Collect every line below that contains the word "only".

↓↓↓

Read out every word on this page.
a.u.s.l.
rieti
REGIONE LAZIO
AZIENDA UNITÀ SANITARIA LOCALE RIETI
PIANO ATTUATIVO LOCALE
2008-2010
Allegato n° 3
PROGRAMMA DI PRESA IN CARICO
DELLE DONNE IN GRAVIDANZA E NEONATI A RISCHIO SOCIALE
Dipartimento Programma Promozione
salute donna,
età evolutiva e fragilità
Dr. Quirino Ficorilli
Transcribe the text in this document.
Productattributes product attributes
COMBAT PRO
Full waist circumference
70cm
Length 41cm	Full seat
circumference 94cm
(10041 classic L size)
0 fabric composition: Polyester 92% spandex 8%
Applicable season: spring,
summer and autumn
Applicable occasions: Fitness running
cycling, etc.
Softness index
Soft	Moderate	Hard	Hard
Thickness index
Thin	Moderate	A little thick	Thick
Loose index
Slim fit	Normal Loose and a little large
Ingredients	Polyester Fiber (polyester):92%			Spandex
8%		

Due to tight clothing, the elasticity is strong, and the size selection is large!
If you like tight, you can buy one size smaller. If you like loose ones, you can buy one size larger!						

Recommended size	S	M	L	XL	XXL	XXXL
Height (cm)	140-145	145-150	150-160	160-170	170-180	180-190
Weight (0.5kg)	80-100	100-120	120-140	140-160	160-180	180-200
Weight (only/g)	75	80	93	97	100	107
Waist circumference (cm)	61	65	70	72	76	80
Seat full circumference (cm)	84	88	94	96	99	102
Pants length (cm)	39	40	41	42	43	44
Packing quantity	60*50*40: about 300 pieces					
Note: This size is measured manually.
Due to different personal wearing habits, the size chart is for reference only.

↑↑↑

> _Solution below_:
Weight (only/g)	75	80	93	97	100	107
Due to different personal wearing habits, the size chart is for reference only.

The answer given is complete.